— What to produce —
Copy every line of the records below that holds the word "color".

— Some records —

━━━━━━━━

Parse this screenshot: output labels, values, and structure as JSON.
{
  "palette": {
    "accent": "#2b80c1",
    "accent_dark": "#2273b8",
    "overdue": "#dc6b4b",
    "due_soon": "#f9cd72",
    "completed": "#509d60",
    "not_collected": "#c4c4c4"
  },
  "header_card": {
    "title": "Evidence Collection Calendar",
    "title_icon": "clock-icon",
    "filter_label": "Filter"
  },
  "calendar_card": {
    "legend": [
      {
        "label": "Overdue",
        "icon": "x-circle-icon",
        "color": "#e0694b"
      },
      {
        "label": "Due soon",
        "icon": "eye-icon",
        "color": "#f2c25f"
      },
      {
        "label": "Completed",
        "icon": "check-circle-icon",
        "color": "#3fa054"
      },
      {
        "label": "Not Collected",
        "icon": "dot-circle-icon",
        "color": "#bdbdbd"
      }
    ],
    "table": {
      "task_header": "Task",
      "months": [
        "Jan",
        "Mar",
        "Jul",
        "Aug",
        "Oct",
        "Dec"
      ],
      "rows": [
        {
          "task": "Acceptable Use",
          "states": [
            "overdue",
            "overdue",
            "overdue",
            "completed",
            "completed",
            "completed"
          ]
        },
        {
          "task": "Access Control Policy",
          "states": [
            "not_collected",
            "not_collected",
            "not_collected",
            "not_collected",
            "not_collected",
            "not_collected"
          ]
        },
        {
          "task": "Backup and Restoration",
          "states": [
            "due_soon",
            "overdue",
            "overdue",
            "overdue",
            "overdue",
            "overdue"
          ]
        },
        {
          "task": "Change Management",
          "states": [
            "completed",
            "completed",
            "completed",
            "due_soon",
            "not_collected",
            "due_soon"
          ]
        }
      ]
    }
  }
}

━━━━━━━━

— Response to this exercise —
        "color": "#e0694b"
        "color": "#f2c25f"
        "color": "#3fa054"
        "color": "#bdbdbd"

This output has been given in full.